Your instructions: Pull every line containing "территории" out of the material below.

Available records:
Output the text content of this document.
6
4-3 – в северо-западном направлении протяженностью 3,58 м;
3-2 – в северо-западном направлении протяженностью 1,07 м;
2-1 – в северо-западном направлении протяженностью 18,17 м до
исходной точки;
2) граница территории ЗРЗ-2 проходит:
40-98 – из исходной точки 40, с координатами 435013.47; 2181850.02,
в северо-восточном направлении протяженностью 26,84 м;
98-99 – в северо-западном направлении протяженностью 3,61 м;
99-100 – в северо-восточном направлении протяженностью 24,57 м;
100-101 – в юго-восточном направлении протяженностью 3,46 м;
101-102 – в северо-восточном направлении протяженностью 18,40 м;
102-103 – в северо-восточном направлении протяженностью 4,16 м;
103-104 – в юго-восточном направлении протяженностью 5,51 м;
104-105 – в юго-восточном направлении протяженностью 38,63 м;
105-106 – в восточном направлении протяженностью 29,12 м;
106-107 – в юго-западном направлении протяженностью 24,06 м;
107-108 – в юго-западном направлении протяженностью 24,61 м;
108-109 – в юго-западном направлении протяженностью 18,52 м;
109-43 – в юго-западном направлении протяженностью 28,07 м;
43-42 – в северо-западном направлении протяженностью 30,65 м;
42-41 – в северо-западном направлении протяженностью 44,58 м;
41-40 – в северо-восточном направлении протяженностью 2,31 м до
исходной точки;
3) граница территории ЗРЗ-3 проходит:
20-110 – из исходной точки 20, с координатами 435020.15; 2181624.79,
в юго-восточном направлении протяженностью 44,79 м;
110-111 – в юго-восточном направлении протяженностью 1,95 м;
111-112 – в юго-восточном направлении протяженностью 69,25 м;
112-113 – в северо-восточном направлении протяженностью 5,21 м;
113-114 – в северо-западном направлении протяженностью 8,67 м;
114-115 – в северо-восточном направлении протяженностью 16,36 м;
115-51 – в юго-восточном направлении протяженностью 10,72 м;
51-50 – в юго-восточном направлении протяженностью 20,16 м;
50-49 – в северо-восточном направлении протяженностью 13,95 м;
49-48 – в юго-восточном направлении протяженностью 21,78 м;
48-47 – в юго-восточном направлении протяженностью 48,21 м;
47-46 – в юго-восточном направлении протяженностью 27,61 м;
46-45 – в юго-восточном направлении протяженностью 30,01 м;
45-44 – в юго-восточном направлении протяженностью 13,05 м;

Written answer:
2) граница территории ЗРЗ-2 проходит:
3) граница территории ЗРЗ-3 проходит:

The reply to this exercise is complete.